WORK INSTRUCTIONS: Reproduce the listing below word for word, with no pictures.

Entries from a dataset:
━━━━━━━━━━━━━━━━

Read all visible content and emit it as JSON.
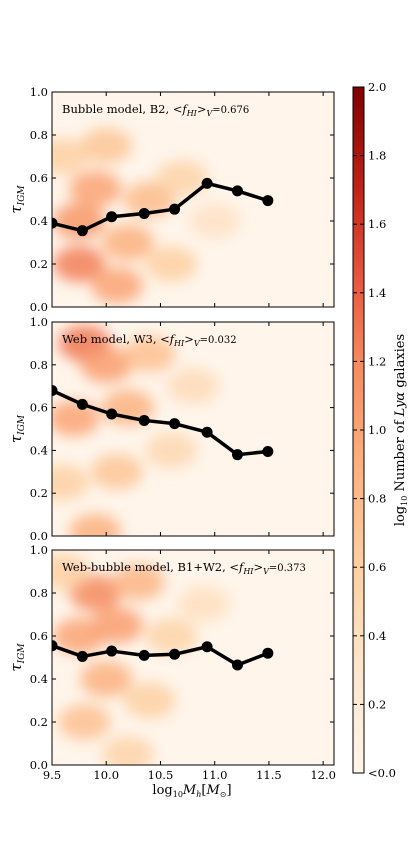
{
  "figure": {
    "xlabel": "log10Mh[M⊙]",
    "colorbar_label": "log10 Number of Lyα galaxies",
    "colorbar_ticks": [
      "<0.0",
      "0.2",
      "0.4",
      "0.6",
      "0.8",
      "1.0",
      "1.2",
      "1.4",
      "1.6",
      "1.8",
      "2.0"
    ],
    "colors": {
      "line": "#000000",
      "cmap_low": "#fff5eb",
      "cmap_mid": "#f4a26a",
      "cmap_high": "#7f0000"
    }
  },
  "chart_data": [
    {
      "type": "line",
      "panel": "top",
      "annotation": {
        "prefix": "Bubble model, B2,  <",
        "f": "f",
        "sub": "HI",
        "mid": ">",
        "subV": "V",
        "value": "=0.676"
      },
      "ylabel": "τIGM",
      "xlim": [
        9.5,
        12.1
      ],
      "ylim": [
        0.0,
        1.0
      ],
      "x_ticks": [
        9.5,
        10.0,
        10.5,
        11.0,
        11.5,
        12.0
      ],
      "y_ticks": [
        "0.0",
        "0.2",
        "0.4",
        "0.6",
        "0.8",
        "1.0"
      ],
      "x": [
        9.5,
        9.78,
        10.05,
        10.35,
        10.63,
        10.93,
        11.21,
        11.49
      ],
      "y": [
        0.39,
        0.355,
        0.42,
        0.435,
        0.455,
        0.575,
        0.54,
        0.495
      ],
      "heatmap": "density-background",
      "blobs": [
        {
          "x": 9.75,
          "y": 0.2,
          "v": 1.25
        },
        {
          "x": 9.75,
          "y": 0.4,
          "v": 1.1
        },
        {
          "x": 9.9,
          "y": 0.55,
          "v": 1.0
        },
        {
          "x": 10.1,
          "y": 0.1,
          "v": 1.0
        },
        {
          "x": 10.2,
          "y": 0.3,
          "v": 0.9
        },
        {
          "x": 10.4,
          "y": 0.5,
          "v": 0.8
        },
        {
          "x": 10.0,
          "y": 0.75,
          "v": 0.7
        },
        {
          "x": 10.6,
          "y": 0.2,
          "v": 0.6
        },
        {
          "x": 10.7,
          "y": 0.6,
          "v": 0.55
        },
        {
          "x": 11.0,
          "y": 0.4,
          "v": 0.35
        },
        {
          "x": 9.6,
          "y": 0.7,
          "v": 0.6
        }
      ]
    },
    {
      "type": "line",
      "panel": "middle",
      "annotation": {
        "prefix": "Web model, W3,  <",
        "f": "f",
        "sub": "HI",
        "mid": ">",
        "subV": "V",
        "value": "=0.032"
      },
      "ylabel": "τIGM",
      "xlim": [
        9.5,
        12.1
      ],
      "ylim": [
        0.0,
        1.0
      ],
      "x_ticks": [
        9.5,
        10.0,
        10.5,
        11.0,
        11.5,
        12.0
      ],
      "y_ticks": [
        "0.0",
        "0.2",
        "0.4",
        "0.6",
        "0.8",
        "1.0"
      ],
      "x": [
        9.5,
        9.78,
        10.05,
        10.35,
        10.63,
        10.93,
        11.21,
        11.49
      ],
      "y": [
        0.68,
        0.615,
        0.57,
        0.54,
        0.525,
        0.485,
        0.38,
        0.395
      ],
      "heatmap": "density-background",
      "blobs": [
        {
          "x": 9.8,
          "y": 0.9,
          "v": 1.3
        },
        {
          "x": 10.0,
          "y": 0.8,
          "v": 1.05
        },
        {
          "x": 9.7,
          "y": 0.55,
          "v": 1.0
        },
        {
          "x": 10.2,
          "y": 0.6,
          "v": 0.9
        },
        {
          "x": 10.4,
          "y": 0.85,
          "v": 0.75
        },
        {
          "x": 10.1,
          "y": 0.3,
          "v": 0.7
        },
        {
          "x": 9.9,
          "y": 0.02,
          "v": 0.9
        },
        {
          "x": 10.6,
          "y": 0.4,
          "v": 0.5
        },
        {
          "x": 10.8,
          "y": 0.7,
          "v": 0.45
        },
        {
          "x": 9.6,
          "y": 0.25,
          "v": 0.6
        }
      ]
    },
    {
      "type": "line",
      "panel": "bottom",
      "annotation": {
        "prefix": "Web-bubble model, B1+W2,  <",
        "f": "f",
        "sub": "HI",
        "mid": ">",
        "subV": "V",
        "value": "=0.373"
      },
      "ylabel": "τIGM",
      "xlim": [
        9.5,
        12.1
      ],
      "ylim": [
        0.0,
        1.0
      ],
      "x_ticks": [
        9.5,
        10.0,
        10.5,
        11.0,
        11.5,
        12.0
      ],
      "x_tick_labels": [
        "9.5",
        "10.0",
        "10.5",
        "11.0",
        "11.5",
        "12.0"
      ],
      "y_ticks": [
        "0.0",
        "0.2",
        "0.4",
        "0.6",
        "0.8",
        "1.0"
      ],
      "x": [
        9.5,
        9.78,
        10.05,
        10.35,
        10.63,
        10.93,
        11.21,
        11.49
      ],
      "y": [
        0.555,
        0.505,
        0.53,
        0.51,
        0.515,
        0.55,
        0.465,
        0.52
      ],
      "heatmap": "density-background",
      "blobs": [
        {
          "x": 9.9,
          "y": 0.8,
          "v": 1.2
        },
        {
          "x": 10.1,
          "y": 0.65,
          "v": 1.05
        },
        {
          "x": 9.75,
          "y": 0.6,
          "v": 1.0
        },
        {
          "x": 10.0,
          "y": 0.4,
          "v": 0.9
        },
        {
          "x": 10.3,
          "y": 0.85,
          "v": 0.85
        },
        {
          "x": 9.8,
          "y": 0.2,
          "v": 0.75
        },
        {
          "x": 10.4,
          "y": 0.3,
          "v": 0.6
        },
        {
          "x": 10.6,
          "y": 0.6,
          "v": 0.55
        },
        {
          "x": 10.9,
          "y": 0.75,
          "v": 0.4
        },
        {
          "x": 9.6,
          "y": 0.9,
          "v": 0.6
        },
        {
          "x": 10.2,
          "y": 0.05,
          "v": 0.55
        }
      ]
    }
  ]
}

━━━━━━━━━━━━━━━━

FINAL RESULT:
Read all visible content and emit it as JSON.
{
  "figure": {
    "xlabel": "log10Mh[M⊙]",
    "colorbar_label": "log10 Number of Lyα galaxies",
    "colorbar_ticks": [
      "<0.0",
      "0.2",
      "0.4",
      "0.6",
      "0.8",
      "1.0",
      "1.2",
      "1.4",
      "1.6",
      "1.8",
      "2.0"
    ],
    "colors": {
      "line": "#000000",
      "cmap_low": "#fff5eb",
      "cmap_mid": "#f4a26a",
      "cmap_high": "#7f0000"
    }
  },
  "chart_data": [
    {
      "type": "line",
      "panel": "top",
      "annotation": {
        "prefix": "Bubble model, B2,  <",
        "f": "f",
        "sub": "HI",
        "mid": ">",
        "subV": "V",
        "value": "=0.676"
      },
      "ylabel": "τIGM",
      "xlim": [
        9.5,
        12.1
      ],
      "ylim": [
        0.0,
        1.0
      ],
      "x_ticks": [
        9.5,
        10.0,
        10.5,
        11.0,
        11.5,
        12.0
      ],
      "y_ticks": [
        "0.0",
        "0.2",
        "0.4",
        "0.6",
        "0.8",
        "1.0"
      ],
      "x": [
        9.5,
        9.78,
        10.05,
        10.35,
        10.63,
        10.93,
        11.21,
        11.49
      ],
      "y": [
        0.39,
        0.355,
        0.42,
        0.435,
        0.455,
        0.575,
        0.54,
        0.495
      ],
      "heatmap": "density-background",
      "blobs": [
        {
          "x": 9.75,
          "y": 0.2,
          "v": 1.25
        },
        {
          "x": 9.75,
          "y": 0.4,
          "v": 1.1
        },
        {
          "x": 9.9,
          "y": 0.55,
          "v": 1.0
        },
        {
          "x": 10.1,
          "y": 0.1,
          "v": 1.0
        },
        {
          "x": 10.2,
          "y": 0.3,
          "v": 0.9
        },
        {
          "x": 10.4,
          "y": 0.5,
          "v": 0.8
        },
        {
          "x": 10.0,
          "y": 0.75,
          "v": 0.7
        },
        {
          "x": 10.6,
          "y": 0.2,
          "v": 0.6
        },
        {
          "x": 10.7,
          "y": 0.6,
          "v": 0.55
        },
        {
          "x": 11.0,
          "y": 0.4,
          "v": 0.35
        },
        {
          "x": 9.6,
          "y": 0.7,
          "v": 0.6
        }
      ]
    },
    {
      "type": "line",
      "panel": "middle",
      "annotation": {
        "prefix": "Web model, W3,  <",
        "f": "f",
        "sub": "HI",
        "mid": ">",
        "subV": "V",
        "value": "=0.032"
      },
      "ylabel": "τIGM",
      "xlim": [
        9.5,
        12.1
      ],
      "ylim": [
        0.0,
        1.0
      ],
      "x_ticks": [
        9.5,
        10.0,
        10.5,
        11.0,
        11.5,
        12.0
      ],
      "y_ticks": [
        "0.0",
        "0.2",
        "0.4",
        "0.6",
        "0.8",
        "1.0"
      ],
      "x": [
        9.5,
        9.78,
        10.05,
        10.35,
        10.63,
        10.93,
        11.21,
        11.49
      ],
      "y": [
        0.68,
        0.615,
        0.57,
        0.54,
        0.525,
        0.485,
        0.38,
        0.395
      ],
      "heatmap": "density-background",
      "blobs": [
        {
          "x": 9.8,
          "y": 0.9,
          "v": 1.3
        },
        {
          "x": 10.0,
          "y": 0.8,
          "v": 1.05
        },
        {
          "x": 9.7,
          "y": 0.55,
          "v": 1.0
        },
        {
          "x": 10.2,
          "y": 0.6,
          "v": 0.9
        },
        {
          "x": 10.4,
          "y": 0.85,
          "v": 0.75
        },
        {
          "x": 10.1,
          "y": 0.3,
          "v": 0.7
        },
        {
          "x": 9.9,
          "y": 0.02,
          "v": 0.9
        },
        {
          "x": 10.6,
          "y": 0.4,
          "v": 0.5
        },
        {
          "x": 10.8,
          "y": 0.7,
          "v": 0.45
        },
        {
          "x": 9.6,
          "y": 0.25,
          "v": 0.6
        }
      ]
    },
    {
      "type": "line",
      "panel": "bottom",
      "annotation": {
        "prefix": "Web-bubble model, B1+W2,  <",
        "f": "f",
        "sub": "HI",
        "mid": ">",
        "subV": "V",
        "value": "=0.373"
      },
      "ylabel": "τIGM",
      "xlim": [
        9.5,
        12.1
      ],
      "ylim": [
        0.0,
        1.0
      ],
      "x_ticks": [
        9.5,
        10.0,
        10.5,
        11.0,
        11.5,
        12.0
      ],
      "x_tick_labels": [
        "9.5",
        "10.0",
        "10.5",
        "11.0",
        "11.5",
        "12.0"
      ],
      "y_ticks": [
        "0.0",
        "0.2",
        "0.4",
        "0.6",
        "0.8",
        "1.0"
      ],
      "x": [
        9.5,
        9.78,
        10.05,
        10.35,
        10.63,
        10.93,
        11.21,
        11.49
      ],
      "y": [
        0.555,
        0.505,
        0.53,
        0.51,
        0.515,
        0.55,
        0.465,
        0.52
      ],
      "heatmap": "density-background",
      "blobs": [
        {
          "x": 9.9,
          "y": 0.8,
          "v": 1.2
        },
        {
          "x": 10.1,
          "y": 0.65,
          "v": 1.05
        },
        {
          "x": 9.75,
          "y": 0.6,
          "v": 1.0
        },
        {
          "x": 10.0,
          "y": 0.4,
          "v": 0.9
        },
        {
          "x": 10.3,
          "y": 0.85,
          "v": 0.85
        },
        {
          "x": 9.8,
          "y": 0.2,
          "v": 0.75
        },
        {
          "x": 10.4,
          "y": 0.3,
          "v": 0.6
        },
        {
          "x": 10.6,
          "y": 0.6,
          "v": 0.55
        },
        {
          "x": 10.9,
          "y": 0.75,
          "v": 0.4
        },
        {
          "x": 9.6,
          "y": 0.9,
          "v": 0.6
        },
        {
          "x": 10.2,
          "y": 0.05,
          "v": 0.55
        }
      ]
    }
  ]
}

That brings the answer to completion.